--- start of Records for this task ---
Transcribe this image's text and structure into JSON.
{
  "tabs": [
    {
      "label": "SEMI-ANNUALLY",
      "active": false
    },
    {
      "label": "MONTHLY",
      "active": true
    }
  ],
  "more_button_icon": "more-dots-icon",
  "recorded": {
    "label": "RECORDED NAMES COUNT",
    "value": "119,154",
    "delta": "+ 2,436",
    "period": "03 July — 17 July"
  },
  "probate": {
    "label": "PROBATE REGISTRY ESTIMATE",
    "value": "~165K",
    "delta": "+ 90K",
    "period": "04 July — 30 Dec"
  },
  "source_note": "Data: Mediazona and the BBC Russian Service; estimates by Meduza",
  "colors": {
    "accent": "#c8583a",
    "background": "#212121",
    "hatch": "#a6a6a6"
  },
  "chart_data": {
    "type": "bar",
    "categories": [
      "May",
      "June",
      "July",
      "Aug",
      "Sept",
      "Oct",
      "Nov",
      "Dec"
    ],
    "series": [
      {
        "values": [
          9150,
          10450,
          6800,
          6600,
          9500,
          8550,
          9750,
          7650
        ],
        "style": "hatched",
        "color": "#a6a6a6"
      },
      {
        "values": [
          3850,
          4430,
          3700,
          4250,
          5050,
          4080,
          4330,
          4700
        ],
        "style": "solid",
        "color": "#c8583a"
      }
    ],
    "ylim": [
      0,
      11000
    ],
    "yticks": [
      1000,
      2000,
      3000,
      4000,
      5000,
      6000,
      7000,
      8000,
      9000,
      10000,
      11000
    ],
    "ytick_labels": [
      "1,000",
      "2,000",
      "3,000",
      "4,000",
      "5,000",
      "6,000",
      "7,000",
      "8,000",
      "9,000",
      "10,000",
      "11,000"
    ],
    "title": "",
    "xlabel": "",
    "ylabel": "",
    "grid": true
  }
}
--- end of Records for this task ---
Exercise details - Return each entry from above without altering a single character.

Exercise answer -
Transcribe this image's text and structure into JSON.
{
  "tabs": [
    {
      "label": "SEMI-ANNUALLY",
      "active": false
    },
    {
      "label": "MONTHLY",
      "active": true
    }
  ],
  "more_button_icon": "more-dots-icon",
  "recorded": {
    "label": "RECORDED NAMES COUNT",
    "value": "119,154",
    "delta": "+ 2,436",
    "period": "03 July — 17 July"
  },
  "probate": {
    "label": "PROBATE REGISTRY ESTIMATE",
    "value": "~165K",
    "delta": "+ 90K",
    "period": "04 July — 30 Dec"
  },
  "source_note": "Data: Mediazona and the BBC Russian Service; estimates by Meduza",
  "colors": {
    "accent": "#c8583a",
    "background": "#212121",
    "hatch": "#a6a6a6"
  },
  "chart_data": {
    "type": "bar",
    "categories": [
      "May",
      "June",
      "July",
      "Aug",
      "Sept",
      "Oct",
      "Nov",
      "Dec"
    ],
    "series": [
      {
        "values": [
          9150,
          10450,
          6800,
          6600,
          9500,
          8550,
          9750,
          7650
        ],
        "style": "hatched",
        "color": "#a6a6a6"
      },
      {
        "values": [
          3850,
          4430,
          3700,
          4250,
          5050,
          4080,
          4330,
          4700
        ],
        "style": "solid",
        "color": "#c8583a"
      }
    ],
    "ylim": [
      0,
      11000
    ],
    "yticks": [
      1000,
      2000,
      3000,
      4000,
      5000,
      6000,
      7000,
      8000,
      9000,
      10000,
      11000
    ],
    "ytick_labels": [
      "1,000",
      "2,000",
      "3,000",
      "4,000",
      "5,000",
      "6,000",
      "7,000",
      "8,000",
      "9,000",
      "10,000",
      "11,000"
    ],
    "title": "",
    "xlabel": "",
    "ylabel": "",
    "grid": true
  }
}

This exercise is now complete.